• [Objective] Find how many lines contain the word "stabilt" and state that number alone.

• [Entries supplied]
——

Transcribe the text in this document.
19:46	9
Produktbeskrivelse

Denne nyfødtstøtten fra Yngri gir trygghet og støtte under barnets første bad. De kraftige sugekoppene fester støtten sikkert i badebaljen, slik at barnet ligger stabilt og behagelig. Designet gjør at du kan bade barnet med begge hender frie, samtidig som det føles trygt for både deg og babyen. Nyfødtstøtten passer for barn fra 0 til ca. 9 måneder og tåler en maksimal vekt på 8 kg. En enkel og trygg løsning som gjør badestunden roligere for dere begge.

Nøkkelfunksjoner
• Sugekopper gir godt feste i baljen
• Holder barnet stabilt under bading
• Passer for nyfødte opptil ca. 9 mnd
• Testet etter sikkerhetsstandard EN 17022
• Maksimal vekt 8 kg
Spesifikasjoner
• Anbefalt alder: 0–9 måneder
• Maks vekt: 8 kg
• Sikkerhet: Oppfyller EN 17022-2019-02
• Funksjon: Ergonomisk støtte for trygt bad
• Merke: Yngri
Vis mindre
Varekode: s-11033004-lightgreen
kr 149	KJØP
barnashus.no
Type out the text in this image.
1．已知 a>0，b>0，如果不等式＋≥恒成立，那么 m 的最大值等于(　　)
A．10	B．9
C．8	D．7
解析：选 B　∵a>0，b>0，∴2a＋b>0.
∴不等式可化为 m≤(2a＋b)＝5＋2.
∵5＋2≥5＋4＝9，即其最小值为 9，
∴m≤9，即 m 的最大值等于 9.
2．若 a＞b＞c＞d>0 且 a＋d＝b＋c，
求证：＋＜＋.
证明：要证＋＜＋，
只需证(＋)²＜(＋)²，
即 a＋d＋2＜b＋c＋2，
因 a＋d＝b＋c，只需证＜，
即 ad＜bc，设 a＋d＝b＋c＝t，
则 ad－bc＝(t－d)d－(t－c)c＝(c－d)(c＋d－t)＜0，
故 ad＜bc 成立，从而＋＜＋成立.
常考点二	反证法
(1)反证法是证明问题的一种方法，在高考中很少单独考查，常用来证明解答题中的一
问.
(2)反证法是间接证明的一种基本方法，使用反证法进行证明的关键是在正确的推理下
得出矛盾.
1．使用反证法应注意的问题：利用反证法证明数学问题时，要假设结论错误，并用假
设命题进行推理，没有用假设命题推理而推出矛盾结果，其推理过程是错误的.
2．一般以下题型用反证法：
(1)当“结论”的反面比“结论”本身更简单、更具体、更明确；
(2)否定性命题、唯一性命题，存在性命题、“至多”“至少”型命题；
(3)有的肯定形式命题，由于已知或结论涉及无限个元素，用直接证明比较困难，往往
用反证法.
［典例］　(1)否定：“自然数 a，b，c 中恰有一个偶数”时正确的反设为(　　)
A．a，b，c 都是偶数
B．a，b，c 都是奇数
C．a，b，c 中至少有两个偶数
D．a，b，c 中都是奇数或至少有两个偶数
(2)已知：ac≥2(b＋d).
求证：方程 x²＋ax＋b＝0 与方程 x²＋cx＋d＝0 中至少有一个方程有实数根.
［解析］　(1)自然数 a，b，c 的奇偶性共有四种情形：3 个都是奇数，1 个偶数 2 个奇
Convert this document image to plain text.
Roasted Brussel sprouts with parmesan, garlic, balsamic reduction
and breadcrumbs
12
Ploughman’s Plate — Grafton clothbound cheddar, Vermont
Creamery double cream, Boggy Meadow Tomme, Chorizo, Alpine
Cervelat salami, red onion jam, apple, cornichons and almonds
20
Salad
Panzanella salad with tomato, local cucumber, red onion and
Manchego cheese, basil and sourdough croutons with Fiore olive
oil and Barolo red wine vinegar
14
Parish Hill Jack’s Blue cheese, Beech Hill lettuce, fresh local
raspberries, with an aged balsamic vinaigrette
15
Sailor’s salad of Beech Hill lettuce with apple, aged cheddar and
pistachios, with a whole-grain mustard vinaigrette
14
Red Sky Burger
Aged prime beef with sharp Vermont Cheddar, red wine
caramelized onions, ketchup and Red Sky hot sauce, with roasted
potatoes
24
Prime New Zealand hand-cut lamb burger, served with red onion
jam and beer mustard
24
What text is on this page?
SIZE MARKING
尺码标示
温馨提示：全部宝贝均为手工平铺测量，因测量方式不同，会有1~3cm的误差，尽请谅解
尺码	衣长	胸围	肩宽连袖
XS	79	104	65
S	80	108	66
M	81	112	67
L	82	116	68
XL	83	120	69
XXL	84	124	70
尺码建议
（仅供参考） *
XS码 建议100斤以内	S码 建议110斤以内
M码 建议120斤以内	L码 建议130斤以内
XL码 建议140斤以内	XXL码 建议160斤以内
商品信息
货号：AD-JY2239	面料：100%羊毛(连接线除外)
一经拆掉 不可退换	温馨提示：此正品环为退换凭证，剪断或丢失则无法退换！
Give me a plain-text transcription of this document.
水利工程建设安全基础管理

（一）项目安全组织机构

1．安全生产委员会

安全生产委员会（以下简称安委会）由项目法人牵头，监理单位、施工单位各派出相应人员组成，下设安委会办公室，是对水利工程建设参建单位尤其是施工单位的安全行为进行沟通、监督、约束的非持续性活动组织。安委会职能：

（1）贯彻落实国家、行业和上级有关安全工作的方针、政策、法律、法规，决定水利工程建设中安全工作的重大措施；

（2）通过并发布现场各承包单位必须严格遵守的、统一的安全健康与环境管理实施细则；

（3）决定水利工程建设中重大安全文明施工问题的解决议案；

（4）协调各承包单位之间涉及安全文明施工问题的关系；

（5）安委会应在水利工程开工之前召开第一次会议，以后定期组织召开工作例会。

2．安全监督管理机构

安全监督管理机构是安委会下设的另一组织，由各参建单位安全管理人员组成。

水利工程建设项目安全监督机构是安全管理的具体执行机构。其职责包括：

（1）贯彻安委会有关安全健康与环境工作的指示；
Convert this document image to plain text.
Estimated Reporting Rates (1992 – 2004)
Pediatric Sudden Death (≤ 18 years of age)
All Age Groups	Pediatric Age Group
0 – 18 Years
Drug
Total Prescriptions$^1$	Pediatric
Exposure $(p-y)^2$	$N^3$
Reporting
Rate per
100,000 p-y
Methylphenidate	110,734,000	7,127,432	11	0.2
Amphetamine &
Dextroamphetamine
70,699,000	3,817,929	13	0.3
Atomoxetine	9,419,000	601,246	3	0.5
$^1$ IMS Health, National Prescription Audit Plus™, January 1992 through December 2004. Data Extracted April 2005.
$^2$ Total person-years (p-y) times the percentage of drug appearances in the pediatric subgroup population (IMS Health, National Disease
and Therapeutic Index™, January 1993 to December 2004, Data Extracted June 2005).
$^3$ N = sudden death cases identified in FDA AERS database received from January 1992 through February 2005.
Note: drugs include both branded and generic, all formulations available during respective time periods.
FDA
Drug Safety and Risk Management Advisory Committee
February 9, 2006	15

——

• [Exercise output] 2